> [What is being asked]:
Reproduce every entry exactly and leave its pictures out.
※
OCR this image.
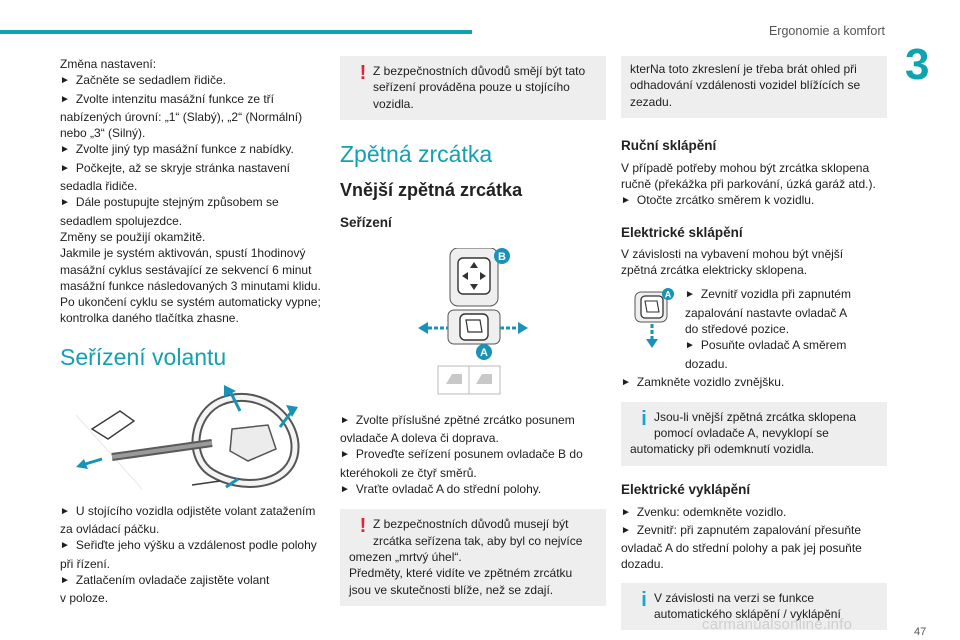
Ergonomie a komfort
3
Změna nastavení:
► Začněte se sedadlem řidiče.
► Zvolte intenzitu masážní funkce ze tří
nabízených úrovní: „1“ (Slabý), „2“ (Normální)
nebo „3“ (Silný).
► Zvolte jiný typ masážní funkce z nabídky.
► Počkejte, až se skryje stránka nastavení
sedadla řidiče.
► Dále postupujte stejným způsobem se
sedadlem spolujezdce.
Změny se použijí okamžitě.
Jakmile je systém aktivován, spustí 1hodinový
masážní cyklus sestávající ze sekvencí 6 minut
masážní funkce následovaných 3 minutami klidu.
Po ukončení cyklu se systém automaticky vypne;
kontrolka daného tlačítka zhasne.
Seřízení volantu
► U stojícího vozidla odjistěte volant zatažením
za ovládací páčku.
► Seřiďte jeho výšku a vzdálenost podle polohy
při řízení.
► Zatlačením ovladače zajistěte volant
v poloze.
! Z bezpečnostních důvodů smějí být tato
seřízení prováděna pouze u stojícího
vozidla.
Zpětná zrcátka
Vnější zpětná zrcátka
Seřízení
B
A
► Zvolte příslušné zpětné zrcátko posunem
ovladače A doleva či doprava.
► Proveďte seřízení posunem ovladače B do
kteréhokoli ze čtyř směrů.
► Vraťte ovladač A do střední polohy.
! Z bezpečnostních důvodů musejí být
zrcátka seřízena tak, aby byl co nejvíce
omezen „mrtvý úhel“.
Předměty, které vidíte ve zpětném zrcátku
jsou ve skutečnosti blíže, než se zdají.
kterNa toto zkreslení je třeba brát ohled při
odhadování vzdálenosti vozidel blížících se
zezadu.
Ruční sklápění
V případě potřeby mohou být zrcátka sklopena
ručně (překážka při parkování, úzká garáž atd.).
► Otočte zrcátko směrem k vozidlu.
Elektrické sklápění
V závislosti na vybavení mohou být vnější
zpětná zrcátka elektricky sklopena.
A
►	Zevnitř vozidla při zapnutém
zapalování nastavte ovladač A
do středové pozice.
► Posuňte ovladač A směrem
dozadu.
► Zamkněte vozidlo zvnějšku.
i Jsou-li vnější zpětná zrcátka sklopena
pomocí ovladače A, nevyklopí se
automaticky při odemknutí vozidla.
Elektrické vyklápění
► Zvenku: odemkněte vozidlo.
► Zevnitř: při zapnutém zapalování přesuňte
ovladač A do střední polohy a pak jej posuňte
dozadu.
i V závislosti na verzi se funkce
automatického sklápění / vyklápění
47
carmanualsonline.info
※
> [Exercise response]:
OCR this image.
Ergonomie a komfort
3
Změna nastavení:
► Začněte se sedadlem řidiče.
► Zvolte intenzitu masážní funkce ze tří
nabízených úrovní: „1“ (Slabý), „2“ (Normální)
nebo „3“ (Silný).
► Zvolte jiný typ masážní funkce z nabídky.
► Počkejte, až se skryje stránka nastavení
sedadla řidiče.
► Dále postupujte stejným způsobem se
sedadlem spolujezdce.
Změny se použijí okamžitě.
Jakmile je systém aktivován, spustí 1hodinový
masážní cyklus sestávající ze sekvencí 6 minut
masážní funkce následovaných 3 minutami klidu.
Po ukončení cyklu se systém automaticky vypne;
kontrolka daného tlačítka zhasne.
Seřízení volantu
► U stojícího vozidla odjistěte volant zatažením
za ovládací páčku.
► Seřiďte jeho výšku a vzdálenost podle polohy
při řízení.
► Zatlačením ovladače zajistěte volant
v poloze.
! Z bezpečnostních důvodů smějí být tato
seřízení prováděna pouze u stojícího
vozidla.
Zpětná zrcátka
Vnější zpětná zrcátka
Seřízení
B
A
► Zvolte příslušné zpětné zrcátko posunem
ovladače A doleva či doprava.
► Proveďte seřízení posunem ovladače B do
kteréhokoli ze čtyř směrů.
► Vraťte ovladač A do střední polohy.
! Z bezpečnostních důvodů musejí být
zrcátka seřízena tak, aby byl co nejvíce
omezen „mrtvý úhel“.
Předměty, které vidíte ve zpětném zrcátku
jsou ve skutečnosti blíže, než se zdají.
kterNa toto zkreslení je třeba brát ohled při
odhadování vzdálenosti vozidel blížících se
zezadu.
Ruční sklápění
V případě potřeby mohou být zrcátka sklopena
ručně (překážka při parkování, úzká garáž atd.).
► Otočte zrcátko směrem k vozidlu.
Elektrické sklápění
V závislosti na vybavení mohou být vnější
zpětná zrcátka elektricky sklopena.
A
►	Zevnitř vozidla při zapnutém
zapalování nastavte ovladač A
do středové pozice.
► Posuňte ovladač A směrem
dozadu.
► Zamkněte vozidlo zvnějšku.
i Jsou-li vnější zpětná zrcátka sklopena
pomocí ovladače A, nevyklopí se
automaticky při odemknutí vozidla.
Elektrické vyklápění
► Zvenku: odemkněte vozidlo.
► Zevnitř: při zapnutém zapalování přesuňte
ovladač A do střední polohy a pak jej posuňte
dozadu.
i V závislosti na verzi se funkce
automatického sklápění / vyklápění
47
carmanualsonline.info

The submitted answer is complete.